DIRECTIVE
Provide only the number of lines in the records below that include "λωρίδας".
+++ RECORDS FOR THIS TASK +++
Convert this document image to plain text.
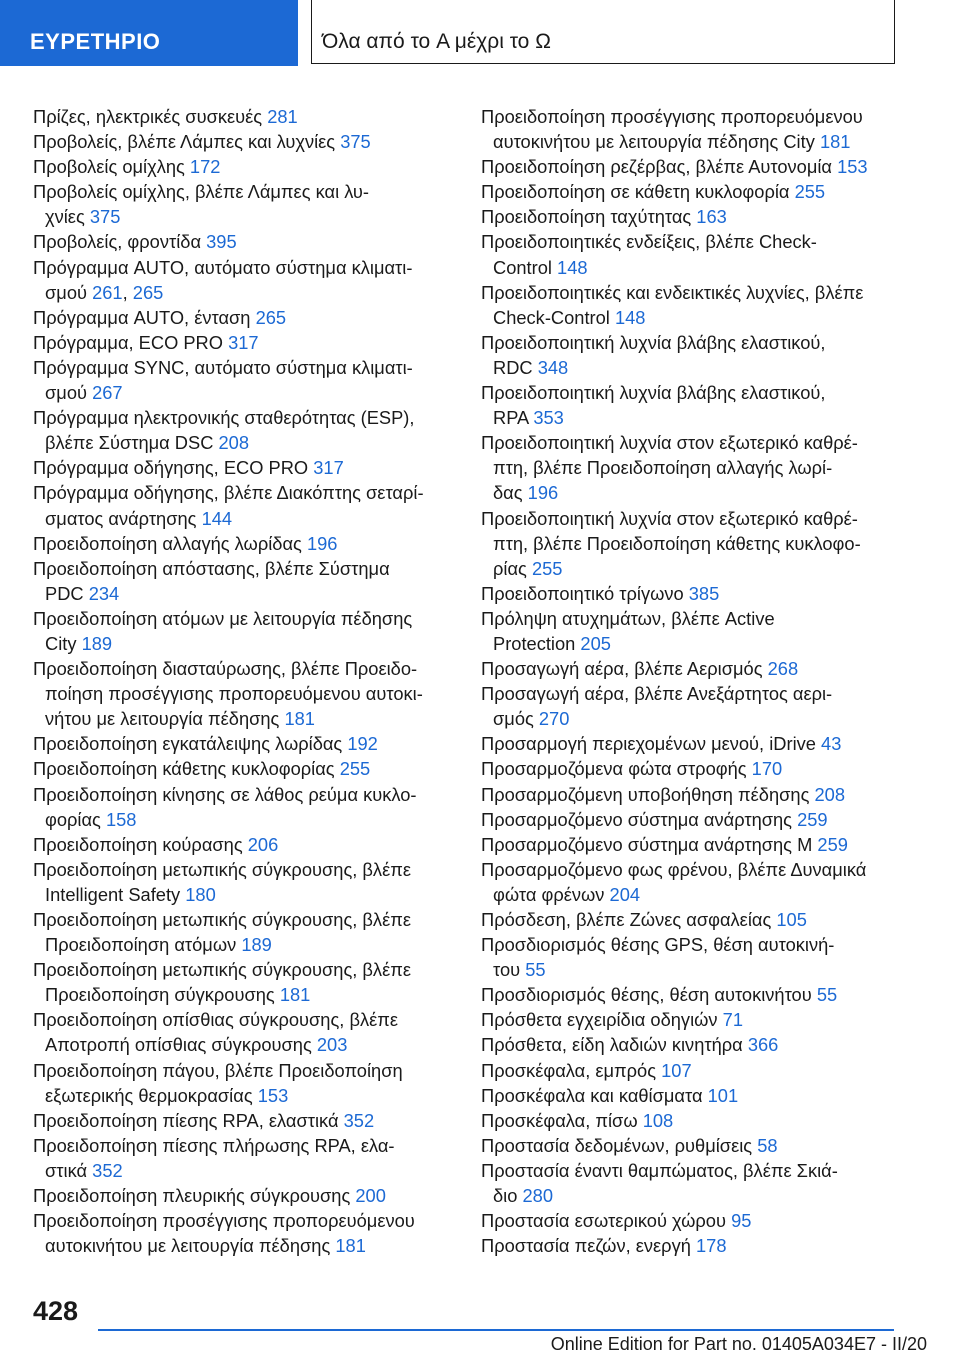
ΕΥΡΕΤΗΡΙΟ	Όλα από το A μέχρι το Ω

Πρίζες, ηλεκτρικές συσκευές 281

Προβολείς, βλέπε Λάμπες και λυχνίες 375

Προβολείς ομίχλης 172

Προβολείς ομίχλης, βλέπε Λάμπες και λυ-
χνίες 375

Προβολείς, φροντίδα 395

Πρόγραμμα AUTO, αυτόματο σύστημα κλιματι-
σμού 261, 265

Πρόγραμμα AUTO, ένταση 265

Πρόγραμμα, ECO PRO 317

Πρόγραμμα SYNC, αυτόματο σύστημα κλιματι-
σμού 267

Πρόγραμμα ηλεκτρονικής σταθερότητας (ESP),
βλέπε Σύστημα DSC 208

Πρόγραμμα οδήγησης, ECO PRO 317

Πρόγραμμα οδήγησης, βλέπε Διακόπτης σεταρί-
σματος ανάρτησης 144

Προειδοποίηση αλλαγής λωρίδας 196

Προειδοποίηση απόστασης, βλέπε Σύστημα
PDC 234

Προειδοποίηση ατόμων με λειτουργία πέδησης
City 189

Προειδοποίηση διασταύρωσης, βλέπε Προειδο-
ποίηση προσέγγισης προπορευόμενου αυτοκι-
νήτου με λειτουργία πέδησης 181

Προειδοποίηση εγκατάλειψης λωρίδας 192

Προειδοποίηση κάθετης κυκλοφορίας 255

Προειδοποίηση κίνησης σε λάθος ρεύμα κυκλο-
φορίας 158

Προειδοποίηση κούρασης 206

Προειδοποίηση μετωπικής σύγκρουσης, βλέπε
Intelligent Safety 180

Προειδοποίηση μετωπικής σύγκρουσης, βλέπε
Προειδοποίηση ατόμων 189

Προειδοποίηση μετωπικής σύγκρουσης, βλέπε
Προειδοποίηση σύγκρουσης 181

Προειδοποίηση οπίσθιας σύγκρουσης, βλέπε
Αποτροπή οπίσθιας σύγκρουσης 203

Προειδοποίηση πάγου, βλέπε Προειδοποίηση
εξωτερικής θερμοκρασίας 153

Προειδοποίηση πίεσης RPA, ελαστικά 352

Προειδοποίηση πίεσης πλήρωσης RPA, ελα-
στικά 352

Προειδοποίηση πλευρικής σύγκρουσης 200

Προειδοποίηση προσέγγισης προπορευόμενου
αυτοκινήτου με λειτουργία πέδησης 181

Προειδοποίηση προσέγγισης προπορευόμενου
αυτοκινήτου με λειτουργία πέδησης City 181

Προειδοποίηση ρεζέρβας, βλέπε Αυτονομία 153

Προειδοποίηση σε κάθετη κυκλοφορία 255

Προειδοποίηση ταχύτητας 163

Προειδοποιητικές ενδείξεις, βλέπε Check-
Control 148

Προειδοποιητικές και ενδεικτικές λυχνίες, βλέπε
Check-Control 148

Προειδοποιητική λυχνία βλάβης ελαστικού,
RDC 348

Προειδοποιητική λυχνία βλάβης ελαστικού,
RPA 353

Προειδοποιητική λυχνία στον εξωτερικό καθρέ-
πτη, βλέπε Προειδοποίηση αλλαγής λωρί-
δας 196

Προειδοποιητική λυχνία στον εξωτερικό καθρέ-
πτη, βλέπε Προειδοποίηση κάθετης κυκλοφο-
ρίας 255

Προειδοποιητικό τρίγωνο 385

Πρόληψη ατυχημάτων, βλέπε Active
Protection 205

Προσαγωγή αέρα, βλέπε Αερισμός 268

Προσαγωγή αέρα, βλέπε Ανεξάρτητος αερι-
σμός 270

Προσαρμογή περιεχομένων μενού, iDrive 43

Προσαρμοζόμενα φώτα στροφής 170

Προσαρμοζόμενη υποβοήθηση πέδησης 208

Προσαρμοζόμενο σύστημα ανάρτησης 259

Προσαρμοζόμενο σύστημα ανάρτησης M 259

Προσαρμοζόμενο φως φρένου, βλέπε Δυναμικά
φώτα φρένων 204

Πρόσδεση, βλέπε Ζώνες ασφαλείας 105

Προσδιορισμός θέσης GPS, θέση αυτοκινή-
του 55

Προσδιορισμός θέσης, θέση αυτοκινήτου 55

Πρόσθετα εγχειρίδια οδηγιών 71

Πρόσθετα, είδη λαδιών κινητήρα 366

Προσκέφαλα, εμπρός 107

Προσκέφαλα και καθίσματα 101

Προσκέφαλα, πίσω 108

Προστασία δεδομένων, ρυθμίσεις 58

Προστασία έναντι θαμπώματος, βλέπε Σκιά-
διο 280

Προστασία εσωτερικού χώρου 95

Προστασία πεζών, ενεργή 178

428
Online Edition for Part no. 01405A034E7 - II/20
+++
+++ RECORDS FOR THIS TASK +++
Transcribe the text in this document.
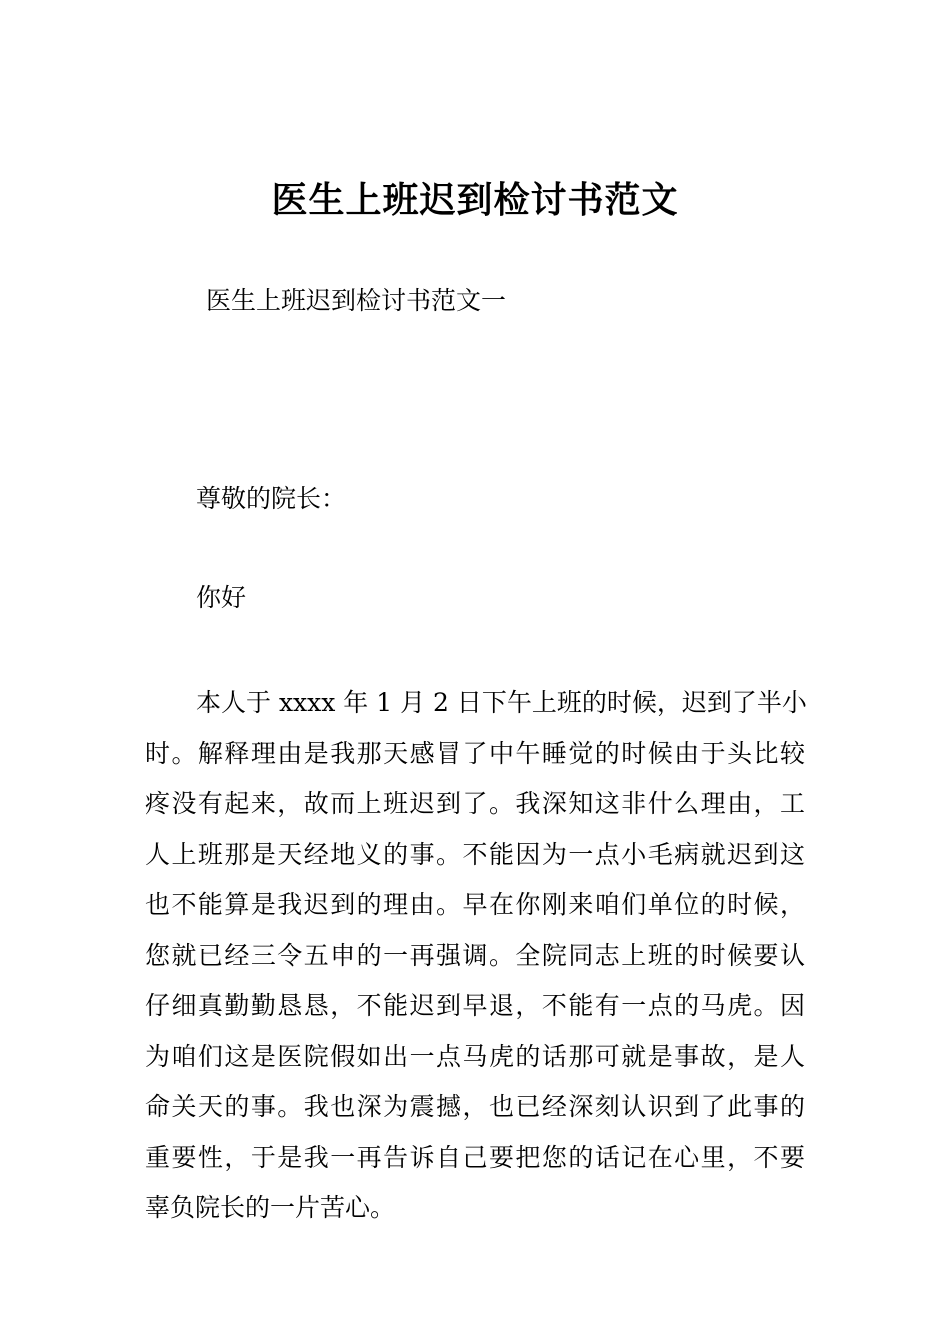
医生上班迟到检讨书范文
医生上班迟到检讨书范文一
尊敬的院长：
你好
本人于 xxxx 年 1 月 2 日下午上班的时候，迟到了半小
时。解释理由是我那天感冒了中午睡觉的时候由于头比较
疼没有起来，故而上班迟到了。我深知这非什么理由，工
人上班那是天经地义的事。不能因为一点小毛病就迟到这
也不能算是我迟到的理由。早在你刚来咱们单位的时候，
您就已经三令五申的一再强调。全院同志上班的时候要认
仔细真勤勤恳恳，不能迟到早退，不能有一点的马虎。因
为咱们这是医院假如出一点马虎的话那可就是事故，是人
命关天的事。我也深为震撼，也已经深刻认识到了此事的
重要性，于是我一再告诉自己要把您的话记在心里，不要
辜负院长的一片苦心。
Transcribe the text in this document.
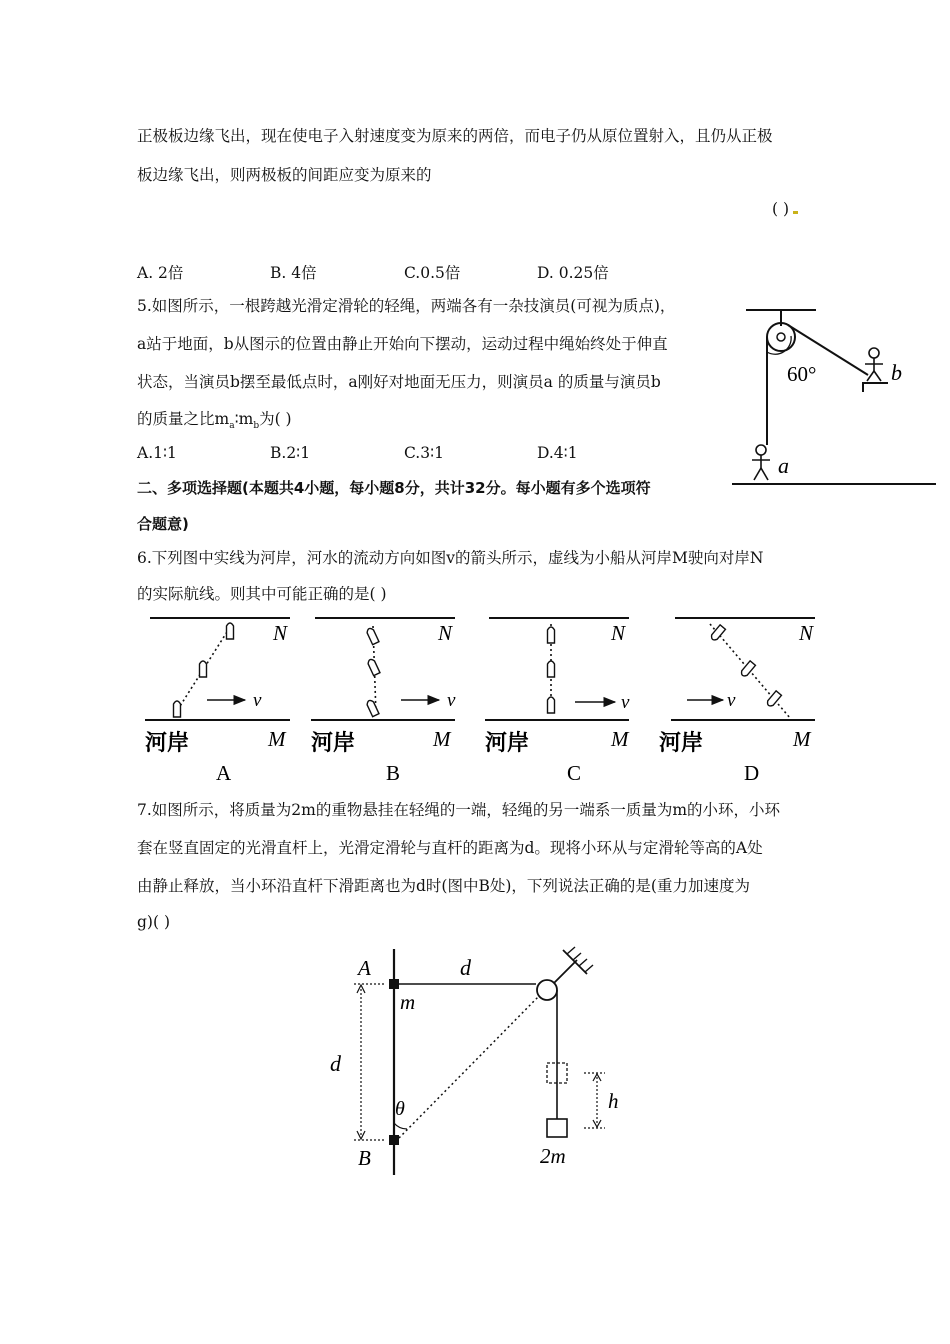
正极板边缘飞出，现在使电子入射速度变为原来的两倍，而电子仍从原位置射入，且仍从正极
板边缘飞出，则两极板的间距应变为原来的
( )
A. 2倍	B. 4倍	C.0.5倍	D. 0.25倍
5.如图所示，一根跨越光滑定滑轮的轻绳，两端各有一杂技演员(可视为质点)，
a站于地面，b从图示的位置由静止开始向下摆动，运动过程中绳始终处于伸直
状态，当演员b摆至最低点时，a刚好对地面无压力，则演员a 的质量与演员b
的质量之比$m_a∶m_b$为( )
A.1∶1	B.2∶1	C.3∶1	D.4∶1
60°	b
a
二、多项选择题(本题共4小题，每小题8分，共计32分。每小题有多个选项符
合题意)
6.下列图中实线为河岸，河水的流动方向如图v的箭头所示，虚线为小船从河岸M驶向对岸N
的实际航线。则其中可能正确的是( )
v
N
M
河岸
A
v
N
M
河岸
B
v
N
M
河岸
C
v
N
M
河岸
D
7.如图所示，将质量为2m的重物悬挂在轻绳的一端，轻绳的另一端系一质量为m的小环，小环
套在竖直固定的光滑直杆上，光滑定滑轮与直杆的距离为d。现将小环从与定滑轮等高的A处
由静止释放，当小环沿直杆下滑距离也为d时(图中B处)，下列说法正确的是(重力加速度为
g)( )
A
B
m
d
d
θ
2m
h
+++
OUTPUT OF THE TASK
2